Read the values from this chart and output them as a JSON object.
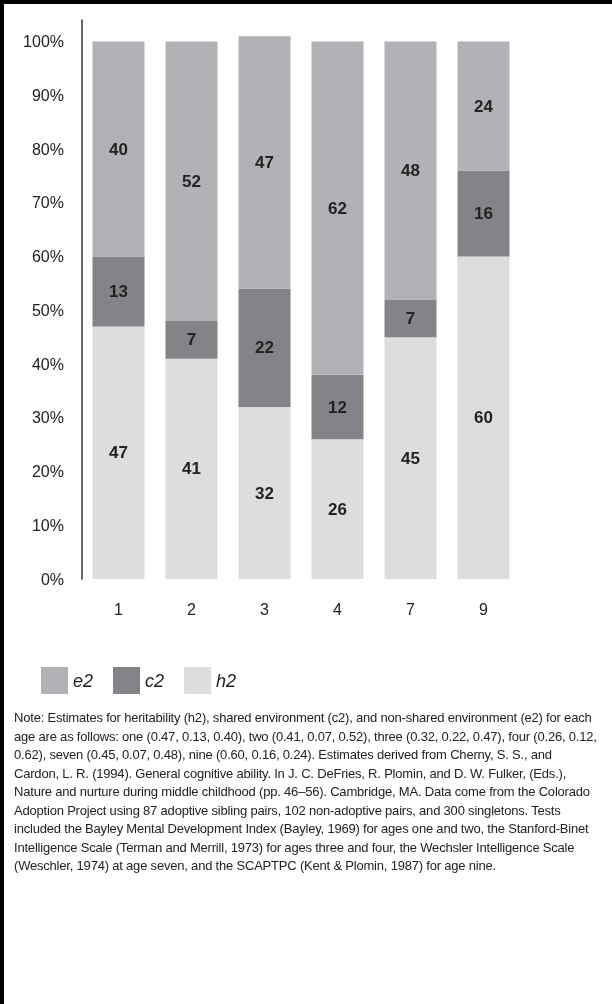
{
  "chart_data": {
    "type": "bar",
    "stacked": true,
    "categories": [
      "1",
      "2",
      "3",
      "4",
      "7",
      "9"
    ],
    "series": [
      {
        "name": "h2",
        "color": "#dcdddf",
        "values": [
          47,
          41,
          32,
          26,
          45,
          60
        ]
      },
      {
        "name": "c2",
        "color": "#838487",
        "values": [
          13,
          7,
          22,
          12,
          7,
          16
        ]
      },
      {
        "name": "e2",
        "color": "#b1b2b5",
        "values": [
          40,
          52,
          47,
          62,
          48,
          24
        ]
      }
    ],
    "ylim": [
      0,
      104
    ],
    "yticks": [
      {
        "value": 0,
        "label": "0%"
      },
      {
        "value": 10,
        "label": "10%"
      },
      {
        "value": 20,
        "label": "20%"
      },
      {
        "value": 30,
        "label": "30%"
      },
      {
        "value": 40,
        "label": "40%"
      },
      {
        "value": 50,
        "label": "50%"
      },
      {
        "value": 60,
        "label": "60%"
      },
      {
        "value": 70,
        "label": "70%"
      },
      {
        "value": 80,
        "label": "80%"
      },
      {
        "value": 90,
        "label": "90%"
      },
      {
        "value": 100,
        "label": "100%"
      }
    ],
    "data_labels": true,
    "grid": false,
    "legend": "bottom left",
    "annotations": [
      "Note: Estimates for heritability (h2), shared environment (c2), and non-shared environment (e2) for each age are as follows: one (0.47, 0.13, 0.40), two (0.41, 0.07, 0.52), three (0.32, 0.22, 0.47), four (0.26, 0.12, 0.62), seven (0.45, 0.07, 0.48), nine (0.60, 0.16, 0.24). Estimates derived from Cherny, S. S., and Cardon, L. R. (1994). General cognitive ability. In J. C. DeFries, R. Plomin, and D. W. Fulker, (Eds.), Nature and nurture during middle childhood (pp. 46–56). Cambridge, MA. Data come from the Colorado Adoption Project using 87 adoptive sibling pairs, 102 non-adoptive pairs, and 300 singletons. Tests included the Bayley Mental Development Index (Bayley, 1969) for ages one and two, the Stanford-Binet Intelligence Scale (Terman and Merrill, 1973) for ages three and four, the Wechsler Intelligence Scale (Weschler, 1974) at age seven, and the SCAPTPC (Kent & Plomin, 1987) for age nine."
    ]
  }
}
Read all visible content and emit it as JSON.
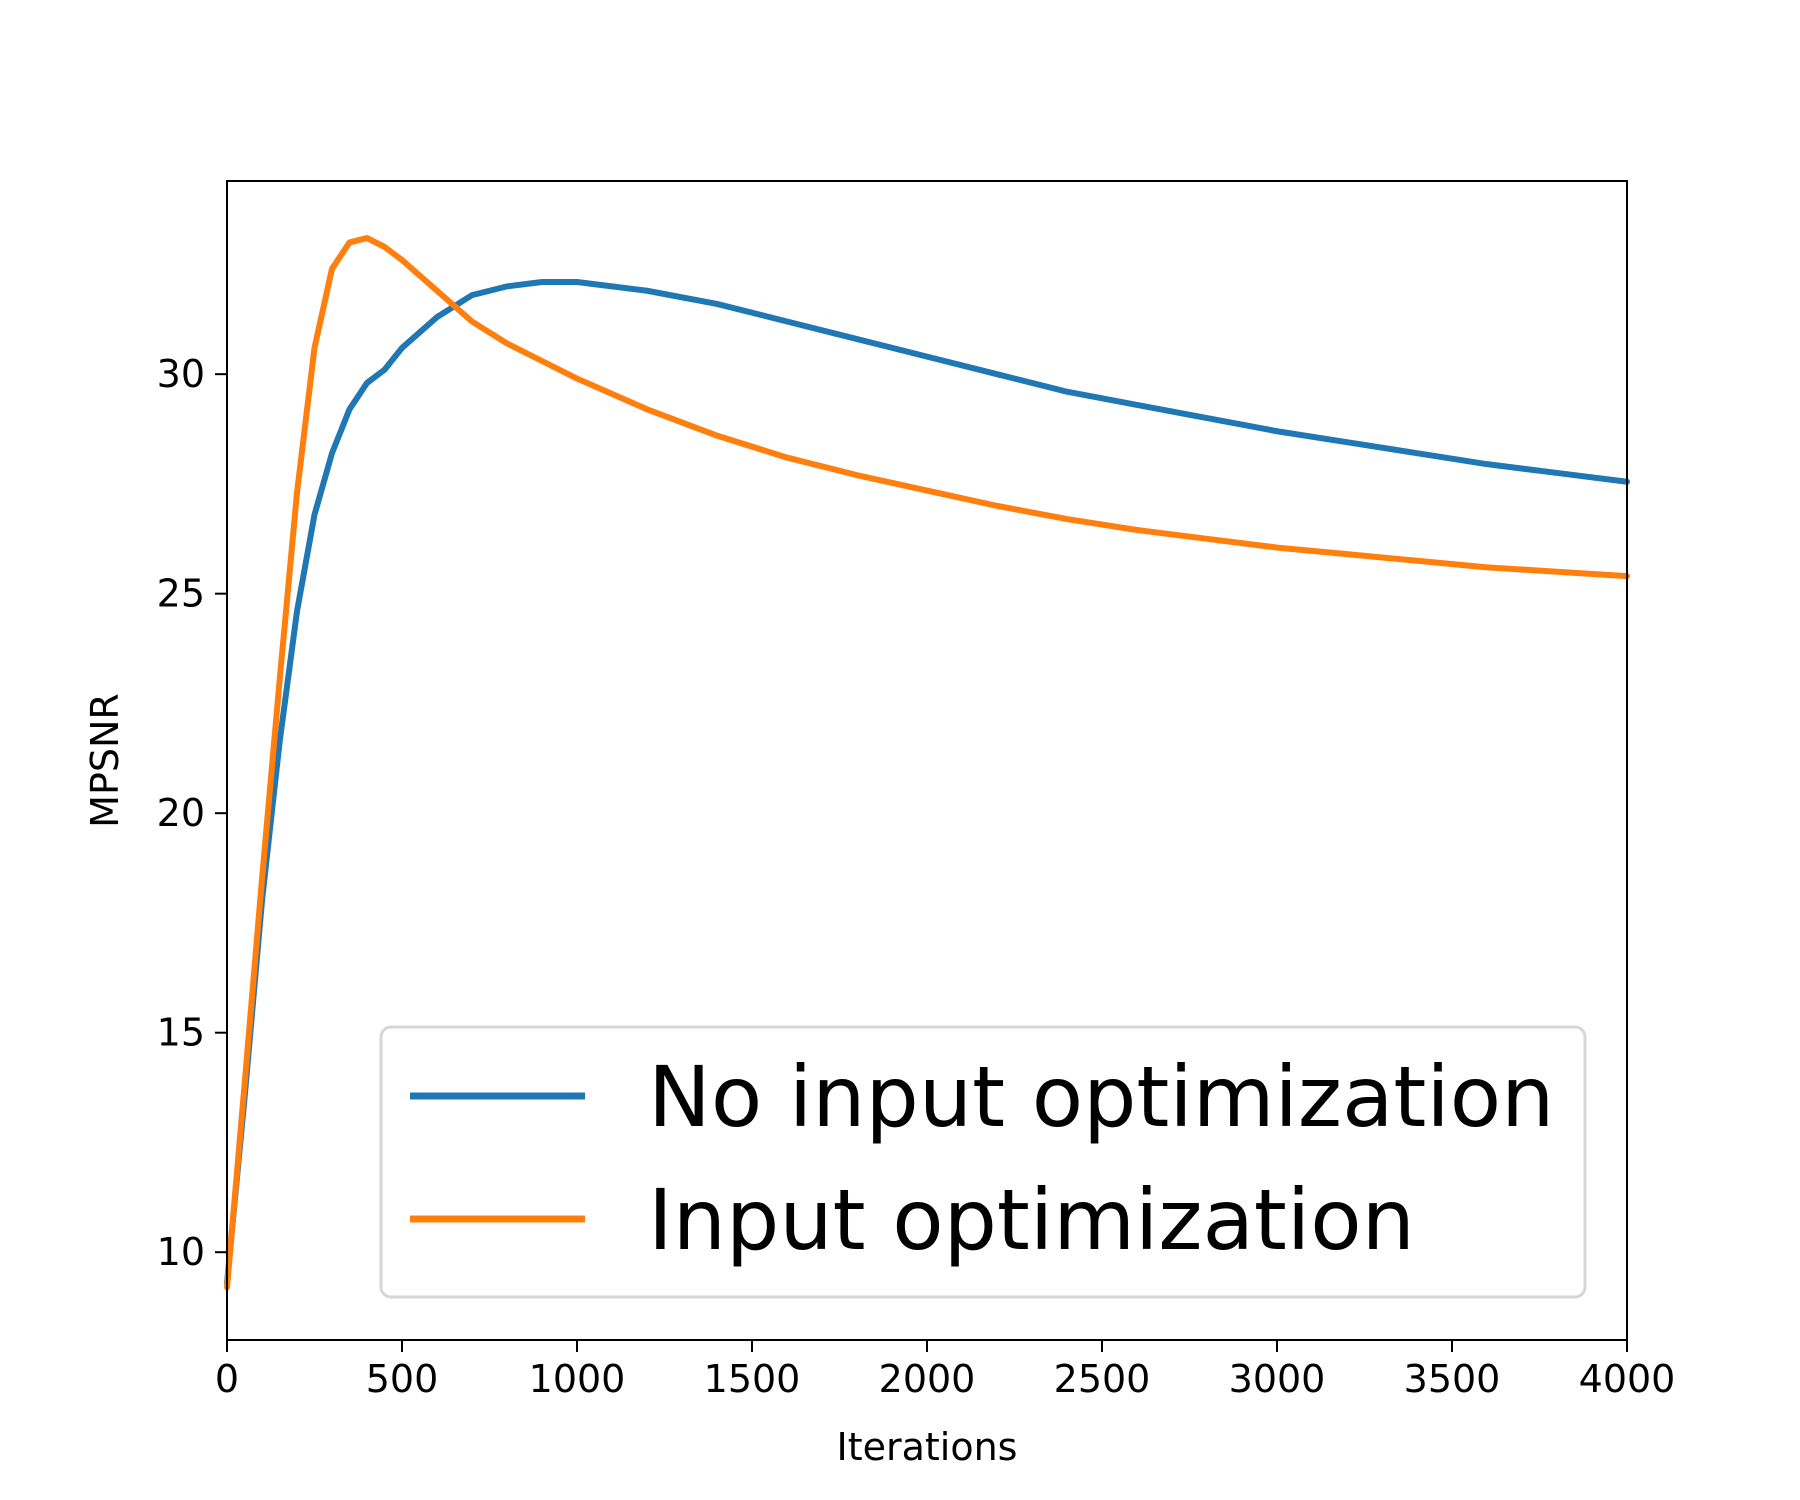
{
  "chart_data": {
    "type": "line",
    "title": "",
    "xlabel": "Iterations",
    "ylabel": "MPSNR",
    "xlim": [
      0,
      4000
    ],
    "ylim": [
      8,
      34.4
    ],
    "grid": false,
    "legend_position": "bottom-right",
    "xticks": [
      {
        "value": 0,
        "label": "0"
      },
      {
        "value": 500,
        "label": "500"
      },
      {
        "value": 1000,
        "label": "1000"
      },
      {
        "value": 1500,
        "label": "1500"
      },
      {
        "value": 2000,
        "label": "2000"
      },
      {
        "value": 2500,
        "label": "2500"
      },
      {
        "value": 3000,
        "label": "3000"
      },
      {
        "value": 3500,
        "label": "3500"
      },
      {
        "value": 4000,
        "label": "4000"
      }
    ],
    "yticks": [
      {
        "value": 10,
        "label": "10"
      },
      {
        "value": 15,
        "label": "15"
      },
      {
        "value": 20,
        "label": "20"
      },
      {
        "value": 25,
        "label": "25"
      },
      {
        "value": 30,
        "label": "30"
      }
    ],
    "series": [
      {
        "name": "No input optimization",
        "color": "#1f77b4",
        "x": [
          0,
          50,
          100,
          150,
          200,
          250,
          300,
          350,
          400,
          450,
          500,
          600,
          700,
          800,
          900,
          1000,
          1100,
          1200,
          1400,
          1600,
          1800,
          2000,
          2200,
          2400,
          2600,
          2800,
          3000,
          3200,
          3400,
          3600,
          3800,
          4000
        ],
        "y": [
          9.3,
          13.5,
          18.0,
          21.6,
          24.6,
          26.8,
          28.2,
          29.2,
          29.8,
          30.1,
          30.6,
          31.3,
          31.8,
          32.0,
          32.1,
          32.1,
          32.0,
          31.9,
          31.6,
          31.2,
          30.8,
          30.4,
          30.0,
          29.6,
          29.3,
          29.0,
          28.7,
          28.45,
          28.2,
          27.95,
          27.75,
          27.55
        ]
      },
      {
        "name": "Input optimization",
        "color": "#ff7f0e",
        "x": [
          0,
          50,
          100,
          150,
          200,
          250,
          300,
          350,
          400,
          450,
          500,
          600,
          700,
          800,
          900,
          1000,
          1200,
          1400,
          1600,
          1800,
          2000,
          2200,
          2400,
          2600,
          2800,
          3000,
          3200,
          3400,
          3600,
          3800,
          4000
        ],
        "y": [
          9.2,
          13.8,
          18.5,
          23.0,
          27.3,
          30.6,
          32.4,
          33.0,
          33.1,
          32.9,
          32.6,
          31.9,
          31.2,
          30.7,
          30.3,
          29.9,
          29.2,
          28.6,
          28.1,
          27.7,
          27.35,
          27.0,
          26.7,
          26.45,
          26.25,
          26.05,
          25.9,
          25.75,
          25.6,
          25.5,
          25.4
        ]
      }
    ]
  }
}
══════
Stated goal:
Reproduce each line word for word and drop the pictures.

The reply:
Read the values from this chart and output them as a JSON object.
{
  "chart_data": {
    "type": "bar",
    "stacked": true,
    "categories": [
      "1",
      "2",
      "3",
      "4",
      "7",
      "9"
    ],
    "series": [
      {
        "name": "h2",
        "color": "#dcdddf",
        "values": [
          47,
          41,
          32,
          26,
          45,
          60
        ]
      },
      {
        "name": "c2",
        "color": "#838487",
        "values": [
          13,
          7,
          22,
          12,
          7,
          16
        ]
      },
      {
        "name": "e2",
        "color": "#b1b2b5",
        "values": [
          40,
          52,
          47,
          62,
          48,
          24
        ]
      }
    ],
    "ylim": [
      0,
      104
    ],
    "yticks": [
      {
        "value": 0,
        "label": "0%"
      },
      {
        "value": 10,
        "label": "10%"
      },
      {
        "value": 20,
        "label": "20%"
      },
      {
        "value": 30,
        "label": "30%"
      },
      {
        "value": 40,
        "label": "40%"
      },
      {
        "value": 50,
        "label": "50%"
      },
      {
        "value": 60,
        "label": "60%"
      },
      {
        "value": 70,
        "label": "70%"
      },
      {
        "value": 80,
        "label": "80%"
      },
      {
        "value": 90,
        "label": "90%"
      },
      {
        "value": 100,
        "label": "100%"
      }
    ],
    "data_labels": true,
    "grid": false,
    "legend": "bottom left",
    "annotations": [
      "Note: Estimates for heritability (h2), shared environment (c2), and non-shared environment (e2) for each age are as follows: one (0.47, 0.13, 0.40), two (0.41, 0.07, 0.52), three (0.32, 0.22, 0.47), four (0.26, 0.12, 0.62), seven (0.45, 0.07, 0.48), nine (0.60, 0.16, 0.24). Estimates derived from Cherny, S. S., and Cardon, L. R. (1994). General cognitive ability. In J. C. DeFries, R. Plomin, and D. W. Fulker, (Eds.), Nature and nurture during middle childhood (pp. 46–56). Cambridge, MA. Data come from the Colorado Adoption Project using 87 adoptive sibling pairs, 102 non-adoptive pairs, and 300 singletons. Tests included the Bayley Mental Development Index (Bayley, 1969) for ages one and two, the Stanford-Binet Intelligence Scale (Terman and Merrill, 1973) for ages three and four, the Wechsler Intelligence Scale (Weschler, 1974) at age seven, and the SCAPTPC (Kent & Plomin, 1987) for age nine."
    ]
  }
}
Read all visible content and emit it as JSON.
{
  "chart_data": {
    "type": "line",
    "title": "",
    "xlabel": "Iterations",
    "ylabel": "MPSNR",
    "xlim": [
      0,
      4000
    ],
    "ylim": [
      8,
      34.4
    ],
    "grid": false,
    "legend_position": "bottom-right",
    "xticks": [
      {
        "value": 0,
        "label": "0"
      },
      {
        "value": 500,
        "label": "500"
      },
      {
        "value": 1000,
        "label": "1000"
      },
      {
        "value": 1500,
        "label": "1500"
      },
      {
        "value": 2000,
        "label": "2000"
      },
      {
        "value": 2500,
        "label": "2500"
      },
      {
        "value": 3000,
        "label": "3000"
      },
      {
        "value": 3500,
        "label": "3500"
      },
      {
        "value": 4000,
        "label": "4000"
      }
    ],
    "yticks": [
      {
        "value": 10,
        "label": "10"
      },
      {
        "value": 15,
        "label": "15"
      },
      {
        "value": 20,
        "label": "20"
      },
      {
        "value": 25,
        "label": "25"
      },
      {
        "value": 30,
        "label": "30"
      }
    ],
    "series": [
      {
        "name": "No input optimization",
        "color": "#1f77b4",
        "x": [
          0,
          50,
          100,
          150,
          200,
          250,
          300,
          350,
          400,
          450,
          500,
          600,
          700,
          800,
          900,
          1000,
          1100,
          1200,
          1400,
          1600,
          1800,
          2000,
          2200,
          2400,
          2600,
          2800,
          3000,
          3200,
          3400,
          3600,
          3800,
          4000
        ],
        "y": [
          9.3,
          13.5,
          18.0,
          21.6,
          24.6,
          26.8,
          28.2,
          29.2,
          29.8,
          30.1,
          30.6,
          31.3,
          31.8,
          32.0,
          32.1,
          32.1,
          32.0,
          31.9,
          31.6,
          31.2,
          30.8,
          30.4,
          30.0,
          29.6,
          29.3,
          29.0,
          28.7,
          28.45,
          28.2,
          27.95,
          27.75,
          27.55
        ]
      },
      {
        "name": "Input optimization",
        "color": "#ff7f0e",
        "x": [
          0,
          50,
          100,
          150,
          200,
          250,
          300,
          350,
          400,
          450,
          500,
          600,
          700,
          800,
          900,
          1000,
          1200,
          1400,
          1600,
          1800,
          2000,
          2200,
          2400,
          2600,
          2800,
          3000,
          3200,
          3400,
          3600,
          3800,
          4000
        ],
        "y": [
          9.2,
          13.8,
          18.5,
          23.0,
          27.3,
          30.6,
          32.4,
          33.0,
          33.1,
          32.9,
          32.6,
          31.9,
          31.2,
          30.7,
          30.3,
          29.9,
          29.2,
          28.6,
          28.1,
          27.7,
          27.35,
          27.0,
          26.7,
          26.45,
          26.25,
          26.05,
          25.9,
          25.75,
          25.6,
          25.5,
          25.4
        ]
      }
    ]
  }
}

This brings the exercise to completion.